[Figure content listings]
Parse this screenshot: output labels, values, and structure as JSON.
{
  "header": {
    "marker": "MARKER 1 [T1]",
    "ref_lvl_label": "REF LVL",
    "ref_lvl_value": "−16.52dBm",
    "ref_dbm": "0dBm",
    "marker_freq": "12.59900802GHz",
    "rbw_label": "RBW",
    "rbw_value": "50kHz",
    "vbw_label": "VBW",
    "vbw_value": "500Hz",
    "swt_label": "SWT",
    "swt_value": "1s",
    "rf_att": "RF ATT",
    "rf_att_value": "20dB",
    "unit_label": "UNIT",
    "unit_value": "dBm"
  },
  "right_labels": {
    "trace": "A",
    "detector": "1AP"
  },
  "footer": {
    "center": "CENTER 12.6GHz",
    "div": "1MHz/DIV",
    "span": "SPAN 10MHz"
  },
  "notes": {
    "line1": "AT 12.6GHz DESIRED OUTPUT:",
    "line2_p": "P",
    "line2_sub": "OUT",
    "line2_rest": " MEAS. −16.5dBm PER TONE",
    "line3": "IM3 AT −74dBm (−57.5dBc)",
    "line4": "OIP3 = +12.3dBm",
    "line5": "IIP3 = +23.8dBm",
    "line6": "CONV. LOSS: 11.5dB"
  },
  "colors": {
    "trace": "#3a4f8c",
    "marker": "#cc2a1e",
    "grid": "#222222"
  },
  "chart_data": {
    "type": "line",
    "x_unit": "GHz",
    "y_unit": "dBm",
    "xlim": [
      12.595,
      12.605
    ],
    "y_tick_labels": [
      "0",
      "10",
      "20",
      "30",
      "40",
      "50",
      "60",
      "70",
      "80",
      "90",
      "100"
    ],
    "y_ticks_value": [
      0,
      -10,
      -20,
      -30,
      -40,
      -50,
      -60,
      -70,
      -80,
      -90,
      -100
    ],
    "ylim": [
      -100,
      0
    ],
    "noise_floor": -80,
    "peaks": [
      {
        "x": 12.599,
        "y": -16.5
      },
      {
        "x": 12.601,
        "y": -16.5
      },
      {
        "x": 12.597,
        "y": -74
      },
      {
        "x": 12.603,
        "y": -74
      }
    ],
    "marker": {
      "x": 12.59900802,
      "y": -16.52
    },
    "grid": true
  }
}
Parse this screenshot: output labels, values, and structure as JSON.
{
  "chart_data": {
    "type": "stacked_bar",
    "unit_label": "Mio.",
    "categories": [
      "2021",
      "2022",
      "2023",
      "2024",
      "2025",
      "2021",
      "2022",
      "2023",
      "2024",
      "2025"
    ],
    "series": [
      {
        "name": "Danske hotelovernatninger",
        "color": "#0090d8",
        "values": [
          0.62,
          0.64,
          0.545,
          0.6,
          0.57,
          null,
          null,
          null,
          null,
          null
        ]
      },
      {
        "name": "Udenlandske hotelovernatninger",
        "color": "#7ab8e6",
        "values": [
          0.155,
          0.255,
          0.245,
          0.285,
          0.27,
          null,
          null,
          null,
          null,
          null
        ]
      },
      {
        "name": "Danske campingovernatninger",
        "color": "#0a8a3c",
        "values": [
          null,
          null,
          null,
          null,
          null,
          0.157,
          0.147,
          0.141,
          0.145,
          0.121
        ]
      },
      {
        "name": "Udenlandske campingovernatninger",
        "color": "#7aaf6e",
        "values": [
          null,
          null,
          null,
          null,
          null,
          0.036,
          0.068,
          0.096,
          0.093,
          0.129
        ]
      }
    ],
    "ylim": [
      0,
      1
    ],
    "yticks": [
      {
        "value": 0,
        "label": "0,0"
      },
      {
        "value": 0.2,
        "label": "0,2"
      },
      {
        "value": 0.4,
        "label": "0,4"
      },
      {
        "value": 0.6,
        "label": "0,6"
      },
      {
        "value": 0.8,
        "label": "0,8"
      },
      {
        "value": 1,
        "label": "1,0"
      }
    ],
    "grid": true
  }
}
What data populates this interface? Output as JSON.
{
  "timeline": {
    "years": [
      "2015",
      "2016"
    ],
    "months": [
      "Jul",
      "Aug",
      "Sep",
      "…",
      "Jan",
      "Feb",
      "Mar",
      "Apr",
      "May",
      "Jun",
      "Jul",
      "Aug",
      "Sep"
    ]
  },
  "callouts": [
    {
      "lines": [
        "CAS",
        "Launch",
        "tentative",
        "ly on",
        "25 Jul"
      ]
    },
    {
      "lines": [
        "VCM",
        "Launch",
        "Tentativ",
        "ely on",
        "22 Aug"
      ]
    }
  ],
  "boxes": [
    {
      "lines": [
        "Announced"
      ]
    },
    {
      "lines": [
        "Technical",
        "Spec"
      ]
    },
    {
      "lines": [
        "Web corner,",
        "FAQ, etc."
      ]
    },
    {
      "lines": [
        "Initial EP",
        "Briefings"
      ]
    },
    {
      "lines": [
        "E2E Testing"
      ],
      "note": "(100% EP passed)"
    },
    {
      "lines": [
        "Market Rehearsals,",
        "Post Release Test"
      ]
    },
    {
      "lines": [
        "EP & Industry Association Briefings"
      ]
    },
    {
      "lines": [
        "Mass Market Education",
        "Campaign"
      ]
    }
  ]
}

» Written problem
Copy each record from above exactly, and include every line.

» Full answer
Parse this screenshot: output labels, values, and structure as JSON.
{
  "header": {
    "marker": "MARKER 1 [T1]",
    "ref_lvl_label": "REF LVL",
    "ref_lvl_value": "−16.52dBm",
    "ref_dbm": "0dBm",
    "marker_freq": "12.59900802GHz",
    "rbw_label": "RBW",
    "rbw_value": "50kHz",
    "vbw_label": "VBW",
    "vbw_value": "500Hz",
    "swt_label": "SWT",
    "swt_value": "1s",
    "rf_att": "RF ATT",
    "rf_att_value": "20dB",
    "unit_label": "UNIT",
    "unit_value": "dBm"
  },
  "right_labels": {
    "trace": "A",
    "detector": "1AP"
  },
  "footer": {
    "center": "CENTER 12.6GHz",
    "div": "1MHz/DIV",
    "span": "SPAN 10MHz"
  },
  "notes": {
    "line1": "AT 12.6GHz DESIRED OUTPUT:",
    "line2_p": "P",
    "line2_sub": "OUT",
    "line2_rest": " MEAS. −16.5dBm PER TONE",
    "line3": "IM3 AT −74dBm (−57.5dBc)",
    "line4": "OIP3 = +12.3dBm",
    "line5": "IIP3 = +23.8dBm",
    "line6": "CONV. LOSS: 11.5dB"
  },
  "colors": {
    "trace": "#3a4f8c",
    "marker": "#cc2a1e",
    "grid": "#222222"
  },
  "chart_data": {
    "type": "line",
    "x_unit": "GHz",
    "y_unit": "dBm",
    "xlim": [
      12.595,
      12.605
    ],
    "y_tick_labels": [
      "0",
      "10",
      "20",
      "30",
      "40",
      "50",
      "60",
      "70",
      "80",
      "90",
      "100"
    ],
    "y_ticks_value": [
      0,
      -10,
      -20,
      -30,
      -40,
      -50,
      -60,
      -70,
      -80,
      -90,
      -100
    ],
    "ylim": [
      -100,
      0
    ],
    "noise_floor": -80,
    "peaks": [
      {
        "x": 12.599,
        "y": -16.5
      },
      {
        "x": 12.601,
        "y": -16.5
      },
      {
        "x": 12.597,
        "y": -74
      },
      {
        "x": 12.603,
        "y": -74
      }
    ],
    "marker": {
      "x": 12.59900802,
      "y": -16.52
    },
    "grid": true
  }
}
Parse this screenshot: output labels, values, and structure as JSON.
{
  "chart_data": {
    "type": "stacked_bar",
    "unit_label": "Mio.",
    "categories": [
      "2021",
      "2022",
      "2023",
      "2024",
      "2025",
      "2021",
      "2022",
      "2023",
      "2024",
      "2025"
    ],
    "series": [
      {
        "name": "Danske hotelovernatninger",
        "color": "#0090d8",
        "values": [
          0.62,
          0.64,
          0.545,
          0.6,
          0.57,
          null,
          null,
          null,
          null,
          null
        ]
      },
      {
        "name": "Udenlandske hotelovernatninger",
        "color": "#7ab8e6",
        "values": [
          0.155,
          0.255,
          0.245,
          0.285,
          0.27,
          null,
          null,
          null,
          null,
          null
        ]
      },
      {
        "name": "Danske campingovernatninger",
        "color": "#0a8a3c",
        "values": [
          null,
          null,
          null,
          null,
          null,
          0.157,
          0.147,
          0.141,
          0.145,
          0.121
        ]
      },
      {
        "name": "Udenlandske campingovernatninger",
        "color": "#7aaf6e",
        "values": [
          null,
          null,
          null,
          null,
          null,
          0.036,
          0.068,
          0.096,
          0.093,
          0.129
        ]
      }
    ],
    "ylim": [
      0,
      1
    ],
    "yticks": [
      {
        "value": 0,
        "label": "0,0"
      },
      {
        "value": 0.2,
        "label": "0,2"
      },
      {
        "value": 0.4,
        "label": "0,4"
      },
      {
        "value": 0.6,
        "label": "0,6"
      },
      {
        "value": 0.8,
        "label": "0,8"
      },
      {
        "value": 1,
        "label": "1,0"
      }
    ],
    "grid": true
  }
}
What data populates this interface? Output as JSON.
{
  "timeline": {
    "years": [
      "2015",
      "2016"
    ],
    "months": [
      "Jul",
      "Aug",
      "Sep",
      "…",
      "Jan",
      "Feb",
      "Mar",
      "Apr",
      "May",
      "Jun",
      "Jul",
      "Aug",
      "Sep"
    ]
  },
  "callouts": [
    {
      "lines": [
        "CAS",
        "Launch",
        "tentative",
        "ly on",
        "25 Jul"
      ]
    },
    {
      "lines": [
        "VCM",
        "Launch",
        "Tentativ",
        "ely on",
        "22 Aug"
      ]
    }
  ],
  "boxes": [
    {
      "lines": [
        "Announced"
      ]
    },
    {
      "lines": [
        "Technical",
        "Spec"
      ]
    },
    {
      "lines": [
        "Web corner,",
        "FAQ, etc."
      ]
    },
    {
      "lines": [
        "Initial EP",
        "Briefings"
      ]
    },
    {
      "lines": [
        "E2E Testing"
      ],
      "note": "(100% EP passed)"
    },
    {
      "lines": [
        "Market Rehearsals,",
        "Post Release Test"
      ]
    },
    {
      "lines": [
        "EP & Industry Association Briefings"
      ]
    },
    {
      "lines": [
        "Mass Market Education",
        "Campaign"
      ]
    }
  ]
}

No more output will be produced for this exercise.